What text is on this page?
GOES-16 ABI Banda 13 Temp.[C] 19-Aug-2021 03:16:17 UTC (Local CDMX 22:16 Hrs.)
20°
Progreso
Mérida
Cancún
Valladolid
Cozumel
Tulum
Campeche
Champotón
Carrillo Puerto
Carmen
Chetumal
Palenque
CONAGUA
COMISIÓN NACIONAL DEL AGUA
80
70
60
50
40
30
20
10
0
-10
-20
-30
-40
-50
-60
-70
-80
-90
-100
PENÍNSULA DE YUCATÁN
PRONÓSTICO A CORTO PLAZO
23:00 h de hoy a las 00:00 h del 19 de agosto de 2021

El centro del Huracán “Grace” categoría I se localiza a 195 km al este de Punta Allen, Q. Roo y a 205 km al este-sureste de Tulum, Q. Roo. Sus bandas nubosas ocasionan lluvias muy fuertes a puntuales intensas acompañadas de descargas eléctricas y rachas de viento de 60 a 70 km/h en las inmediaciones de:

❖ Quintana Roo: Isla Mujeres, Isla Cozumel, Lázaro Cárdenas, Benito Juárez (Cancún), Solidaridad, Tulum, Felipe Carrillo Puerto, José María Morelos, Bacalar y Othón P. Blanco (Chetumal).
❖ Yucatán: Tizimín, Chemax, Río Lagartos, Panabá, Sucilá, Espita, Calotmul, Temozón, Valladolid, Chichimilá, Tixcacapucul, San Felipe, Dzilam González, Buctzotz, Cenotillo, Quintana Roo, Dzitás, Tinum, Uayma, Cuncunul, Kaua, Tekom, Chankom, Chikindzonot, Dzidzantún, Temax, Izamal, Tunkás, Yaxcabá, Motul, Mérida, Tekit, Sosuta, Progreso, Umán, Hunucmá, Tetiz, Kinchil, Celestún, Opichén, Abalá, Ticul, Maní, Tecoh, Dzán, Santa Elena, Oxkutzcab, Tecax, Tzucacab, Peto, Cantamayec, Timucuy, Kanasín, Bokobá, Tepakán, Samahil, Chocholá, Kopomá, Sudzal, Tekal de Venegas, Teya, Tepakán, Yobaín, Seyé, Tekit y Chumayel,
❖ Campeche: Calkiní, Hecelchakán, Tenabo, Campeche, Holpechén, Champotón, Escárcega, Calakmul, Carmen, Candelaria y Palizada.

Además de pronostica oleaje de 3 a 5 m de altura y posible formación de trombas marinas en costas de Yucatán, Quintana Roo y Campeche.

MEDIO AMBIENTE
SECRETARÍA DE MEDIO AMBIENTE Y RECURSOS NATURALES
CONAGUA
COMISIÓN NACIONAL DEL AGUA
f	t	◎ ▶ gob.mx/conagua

• WHAT THE EXERCISE ASKS
Each line that has the word "Quintana" should be copied.

• OUTPUT FOR THIS EXERCISE
❖ Quintana Roo: Isla Mujeres, Isla Cozumel, Lázaro Cárdenas, Benito Juárez (Cancún), Solidaridad, Tulum, Felipe Carrillo Puerto, José María Morelos, Bacalar y Othón P. Blanco (Chetumal).
❖ Yucatán: Tizimín, Chemax, Río Lagartos, Panabá, Sucilá, Espita, Calotmul, Temozón, Valladolid, Chichimilá, Tixcacapucul, San Felipe, Dzilam González, Buctzotz, Cenotillo, Quintana Roo, Dzitás, Tinum, Uayma, Cuncunul, Kaua, Tekom, Chankom, Chikindzonot, Dzidzantún, Temax, Izamal, Tunkás, Yaxcabá, Motul, Mérida, Tekit, Sosuta, Progreso, Umán, Hunucmá, Tetiz, Kinchil, Celestún, Opichén, Abalá, Ticul, Maní, Tecoh, Dzán, Santa Elena, Oxkutzcab, Tecax, Tzucacab, Peto, Cantamayec, Timucuy, Kanasín, Bokobá, Tepakán, Samahil, Chocholá, Kopomá, Sudzal, Tekal de Venegas, Teya, Tepakán, Yobaín, Seyé, Tekit y Chumayel,
Además de pronostica oleaje de 3 a 5 m de altura y posible formación de trombas marinas en costas de Yucatán, Quintana Roo y Campeche.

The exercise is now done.